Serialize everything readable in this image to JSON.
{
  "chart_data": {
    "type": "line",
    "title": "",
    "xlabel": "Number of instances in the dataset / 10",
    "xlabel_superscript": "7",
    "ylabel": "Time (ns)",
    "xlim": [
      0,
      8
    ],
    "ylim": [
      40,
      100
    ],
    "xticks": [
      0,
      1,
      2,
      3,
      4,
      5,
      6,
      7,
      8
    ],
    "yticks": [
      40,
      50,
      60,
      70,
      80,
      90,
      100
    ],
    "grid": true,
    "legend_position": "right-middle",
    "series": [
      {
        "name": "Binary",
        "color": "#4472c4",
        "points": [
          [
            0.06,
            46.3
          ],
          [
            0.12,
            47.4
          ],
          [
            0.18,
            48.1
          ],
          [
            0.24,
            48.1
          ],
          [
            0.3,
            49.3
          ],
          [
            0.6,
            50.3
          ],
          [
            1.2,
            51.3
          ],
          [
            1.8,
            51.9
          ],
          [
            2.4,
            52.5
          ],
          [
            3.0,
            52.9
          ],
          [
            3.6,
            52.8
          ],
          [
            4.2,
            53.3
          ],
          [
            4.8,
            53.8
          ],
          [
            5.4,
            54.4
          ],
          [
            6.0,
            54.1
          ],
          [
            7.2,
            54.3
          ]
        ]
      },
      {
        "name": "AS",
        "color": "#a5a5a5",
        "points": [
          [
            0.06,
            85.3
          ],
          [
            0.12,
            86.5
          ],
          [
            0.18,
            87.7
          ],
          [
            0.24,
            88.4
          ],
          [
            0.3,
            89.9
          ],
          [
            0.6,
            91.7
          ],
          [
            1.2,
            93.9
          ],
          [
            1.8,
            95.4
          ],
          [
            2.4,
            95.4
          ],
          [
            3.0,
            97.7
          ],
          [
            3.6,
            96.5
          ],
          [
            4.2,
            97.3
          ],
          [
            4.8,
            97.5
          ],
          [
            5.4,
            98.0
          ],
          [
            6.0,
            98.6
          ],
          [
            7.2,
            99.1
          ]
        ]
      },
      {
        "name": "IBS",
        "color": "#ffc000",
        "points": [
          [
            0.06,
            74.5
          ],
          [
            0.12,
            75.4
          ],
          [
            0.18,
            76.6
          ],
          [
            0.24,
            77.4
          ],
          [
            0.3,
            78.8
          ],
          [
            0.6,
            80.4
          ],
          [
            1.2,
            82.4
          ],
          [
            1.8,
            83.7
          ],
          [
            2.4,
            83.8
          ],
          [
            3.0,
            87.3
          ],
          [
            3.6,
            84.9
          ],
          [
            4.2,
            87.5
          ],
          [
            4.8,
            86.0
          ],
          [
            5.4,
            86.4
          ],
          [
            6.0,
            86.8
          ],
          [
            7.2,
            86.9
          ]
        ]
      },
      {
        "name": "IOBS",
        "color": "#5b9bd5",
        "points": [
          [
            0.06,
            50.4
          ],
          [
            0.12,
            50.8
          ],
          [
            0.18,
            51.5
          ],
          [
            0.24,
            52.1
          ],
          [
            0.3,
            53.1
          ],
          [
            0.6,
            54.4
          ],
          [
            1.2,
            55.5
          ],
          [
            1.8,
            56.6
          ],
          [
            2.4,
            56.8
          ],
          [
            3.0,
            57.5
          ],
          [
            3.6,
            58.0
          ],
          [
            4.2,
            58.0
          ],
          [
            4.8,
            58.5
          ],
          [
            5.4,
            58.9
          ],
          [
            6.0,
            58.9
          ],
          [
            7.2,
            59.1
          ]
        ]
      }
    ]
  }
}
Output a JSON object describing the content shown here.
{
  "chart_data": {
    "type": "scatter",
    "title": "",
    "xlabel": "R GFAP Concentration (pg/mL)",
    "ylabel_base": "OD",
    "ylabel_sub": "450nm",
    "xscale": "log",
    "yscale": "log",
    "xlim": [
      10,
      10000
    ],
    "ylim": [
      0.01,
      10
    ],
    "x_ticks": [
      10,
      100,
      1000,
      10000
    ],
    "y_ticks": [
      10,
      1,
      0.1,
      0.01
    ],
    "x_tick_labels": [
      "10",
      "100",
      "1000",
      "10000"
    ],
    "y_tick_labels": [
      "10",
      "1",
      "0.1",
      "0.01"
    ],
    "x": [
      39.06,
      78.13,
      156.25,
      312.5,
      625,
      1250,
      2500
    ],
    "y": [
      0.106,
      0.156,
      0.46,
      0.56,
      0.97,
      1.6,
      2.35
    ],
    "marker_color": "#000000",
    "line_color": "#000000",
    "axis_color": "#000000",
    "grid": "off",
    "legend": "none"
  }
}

• _Do this_:
Restate each of the entries above verbatim.

• _Task answer_:
Serialize everything readable in this image to JSON.
{
  "chart_data": {
    "type": "line",
    "title": "",
    "xlabel": "Number of instances in the dataset / 10",
    "xlabel_superscript": "7",
    "ylabel": "Time (ns)",
    "xlim": [
      0,
      8
    ],
    "ylim": [
      40,
      100
    ],
    "xticks": [
      0,
      1,
      2,
      3,
      4,
      5,
      6,
      7,
      8
    ],
    "yticks": [
      40,
      50,
      60,
      70,
      80,
      90,
      100
    ],
    "grid": true,
    "legend_position": "right-middle",
    "series": [
      {
        "name": "Binary",
        "color": "#4472c4",
        "points": [
          [
            0.06,
            46.3
          ],
          [
            0.12,
            47.4
          ],
          [
            0.18,
            48.1
          ],
          [
            0.24,
            48.1
          ],
          [
            0.3,
            49.3
          ],
          [
            0.6,
            50.3
          ],
          [
            1.2,
            51.3
          ],
          [
            1.8,
            51.9
          ],
          [
            2.4,
            52.5
          ],
          [
            3.0,
            52.9
          ],
          [
            3.6,
            52.8
          ],
          [
            4.2,
            53.3
          ],
          [
            4.8,
            53.8
          ],
          [
            5.4,
            54.4
          ],
          [
            6.0,
            54.1
          ],
          [
            7.2,
            54.3
          ]
        ]
      },
      {
        "name": "AS",
        "color": "#a5a5a5",
        "points": [
          [
            0.06,
            85.3
          ],
          [
            0.12,
            86.5
          ],
          [
            0.18,
            87.7
          ],
          [
            0.24,
            88.4
          ],
          [
            0.3,
            89.9
          ],
          [
            0.6,
            91.7
          ],
          [
            1.2,
            93.9
          ],
          [
            1.8,
            95.4
          ],
          [
            2.4,
            95.4
          ],
          [
            3.0,
            97.7
          ],
          [
            3.6,
            96.5
          ],
          [
            4.2,
            97.3
          ],
          [
            4.8,
            97.5
          ],
          [
            5.4,
            98.0
          ],
          [
            6.0,
            98.6
          ],
          [
            7.2,
            99.1
          ]
        ]
      },
      {
        "name": "IBS",
        "color": "#ffc000",
        "points": [
          [
            0.06,
            74.5
          ],
          [
            0.12,
            75.4
          ],
          [
            0.18,
            76.6
          ],
          [
            0.24,
            77.4
          ],
          [
            0.3,
            78.8
          ],
          [
            0.6,
            80.4
          ],
          [
            1.2,
            82.4
          ],
          [
            1.8,
            83.7
          ],
          [
            2.4,
            83.8
          ],
          [
            3.0,
            87.3
          ],
          [
            3.6,
            84.9
          ],
          [
            4.2,
            87.5
          ],
          [
            4.8,
            86.0
          ],
          [
            5.4,
            86.4
          ],
          [
            6.0,
            86.8
          ],
          [
            7.2,
            86.9
          ]
        ]
      },
      {
        "name": "IOBS",
        "color": "#5b9bd5",
        "points": [
          [
            0.06,
            50.4
          ],
          [
            0.12,
            50.8
          ],
          [
            0.18,
            51.5
          ],
          [
            0.24,
            52.1
          ],
          [
            0.3,
            53.1
          ],
          [
            0.6,
            54.4
          ],
          [
            1.2,
            55.5
          ],
          [
            1.8,
            56.6
          ],
          [
            2.4,
            56.8
          ],
          [
            3.0,
            57.5
          ],
          [
            3.6,
            58.0
          ],
          [
            4.2,
            58.0
          ],
          [
            4.8,
            58.5
          ],
          [
            5.4,
            58.9
          ],
          [
            6.0,
            58.9
          ],
          [
            7.2,
            59.1
          ]
        ]
      }
    ]
  }
}
Output a JSON object describing the content shown here.
{
  "chart_data": {
    "type": "scatter",
    "title": "",
    "xlabel": "R GFAP Concentration (pg/mL)",
    "ylabel_base": "OD",
    "ylabel_sub": "450nm",
    "xscale": "log",
    "yscale": "log",
    "xlim": [
      10,
      10000
    ],
    "ylim": [
      0.01,
      10
    ],
    "x_ticks": [
      10,
      100,
      1000,
      10000
    ],
    "y_ticks": [
      10,
      1,
      0.1,
      0.01
    ],
    "x_tick_labels": [
      "10",
      "100",
      "1000",
      "10000"
    ],
    "y_tick_labels": [
      "10",
      "1",
      "0.1",
      "0.01"
    ],
    "x": [
      39.06,
      78.13,
      156.25,
      312.5,
      625,
      1250,
      2500
    ],
    "y": [
      0.106,
      0.156,
      0.46,
      0.56,
      0.97,
      1.6,
      2.35
    ],
    "marker_color": "#000000",
    "line_color": "#000000",
    "axis_color": "#000000",
    "grid": "off",
    "legend": "none"
  }
}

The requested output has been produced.